## Problem details
Retype the complete listing exactly as it appears.

[Source records]
□ □ □

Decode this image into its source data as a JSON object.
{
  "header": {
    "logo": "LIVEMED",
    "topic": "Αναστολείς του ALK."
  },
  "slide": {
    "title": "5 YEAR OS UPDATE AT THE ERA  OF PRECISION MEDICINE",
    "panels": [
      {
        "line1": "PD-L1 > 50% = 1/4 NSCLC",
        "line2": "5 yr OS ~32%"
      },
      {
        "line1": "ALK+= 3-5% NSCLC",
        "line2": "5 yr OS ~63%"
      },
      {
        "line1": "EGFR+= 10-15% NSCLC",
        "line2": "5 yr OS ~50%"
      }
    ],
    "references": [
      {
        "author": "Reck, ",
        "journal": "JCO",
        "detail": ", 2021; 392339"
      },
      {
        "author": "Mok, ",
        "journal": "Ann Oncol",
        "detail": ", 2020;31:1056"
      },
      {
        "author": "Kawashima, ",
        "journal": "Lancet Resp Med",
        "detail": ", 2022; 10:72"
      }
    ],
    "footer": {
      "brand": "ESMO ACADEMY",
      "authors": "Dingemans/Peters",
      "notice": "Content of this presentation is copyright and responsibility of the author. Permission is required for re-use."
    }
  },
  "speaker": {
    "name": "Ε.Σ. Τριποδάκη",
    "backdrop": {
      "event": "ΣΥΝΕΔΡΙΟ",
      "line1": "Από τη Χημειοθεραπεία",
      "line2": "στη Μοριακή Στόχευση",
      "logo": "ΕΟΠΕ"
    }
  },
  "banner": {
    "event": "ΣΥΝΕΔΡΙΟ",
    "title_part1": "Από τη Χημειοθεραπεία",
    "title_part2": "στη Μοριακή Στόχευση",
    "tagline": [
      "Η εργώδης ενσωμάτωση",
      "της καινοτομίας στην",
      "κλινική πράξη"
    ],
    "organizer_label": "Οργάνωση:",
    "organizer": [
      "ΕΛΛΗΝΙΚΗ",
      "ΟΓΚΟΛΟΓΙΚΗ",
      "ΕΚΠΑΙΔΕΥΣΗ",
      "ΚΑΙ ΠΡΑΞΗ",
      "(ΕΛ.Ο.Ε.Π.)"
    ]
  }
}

□ □ □

## Written answer
Decode this image into its source data as a JSON object.
{
  "header": {
    "logo": "LIVEMED",
    "topic": "Αναστολείς του ALK."
  },
  "slide": {
    "title": "5 YEAR OS UPDATE AT THE ERA  OF PRECISION MEDICINE",
    "panels": [
      {
        "line1": "PD-L1 > 50% = 1/4 NSCLC",
        "line2": "5 yr OS ~32%"
      },
      {
        "line1": "ALK+= 3-5% NSCLC",
        "line2": "5 yr OS ~63%"
      },
      {
        "line1": "EGFR+= 10-15% NSCLC",
        "line2": "5 yr OS ~50%"
      }
    ],
    "references": [
      {
        "author": "Reck, ",
        "journal": "JCO",
        "detail": ", 2021; 392339"
      },
      {
        "author": "Mok, ",
        "journal": "Ann Oncol",
        "detail": ", 2020;31:1056"
      },
      {
        "author": "Kawashima, ",
        "journal": "Lancet Resp Med",
        "detail": ", 2022; 10:72"
      }
    ],
    "footer": {
      "brand": "ESMO ACADEMY",
      "authors": "Dingemans/Peters",
      "notice": "Content of this presentation is copyright and responsibility of the author. Permission is required for re-use."
    }
  },
  "speaker": {
    "name": "Ε.Σ. Τριποδάκη",
    "backdrop": {
      "event": "ΣΥΝΕΔΡΙΟ",
      "line1": "Από τη Χημειοθεραπεία",
      "line2": "στη Μοριακή Στόχευση",
      "logo": "ΕΟΠΕ"
    }
  },
  "banner": {
    "event": "ΣΥΝΕΔΡΙΟ",
    "title_part1": "Από τη Χημειοθεραπεία",
    "title_part2": "στη Μοριακή Στόχευση",
    "tagline": [
      "Η εργώδης ενσωμάτωση",
      "της καινοτομίας στην",
      "κλινική πράξη"
    ],
    "organizer_label": "Οργάνωση:",
    "organizer": [
      "ΕΛΛΗΝΙΚΗ",
      "ΟΓΚΟΛΟΓΙΚΗ",
      "ΕΚΠΑΙΔΕΥΣΗ",
      "ΚΑΙ ΠΡΑΞΗ",
      "(ΕΛ.Ο.Ε.Π.)"
    ]
  }
}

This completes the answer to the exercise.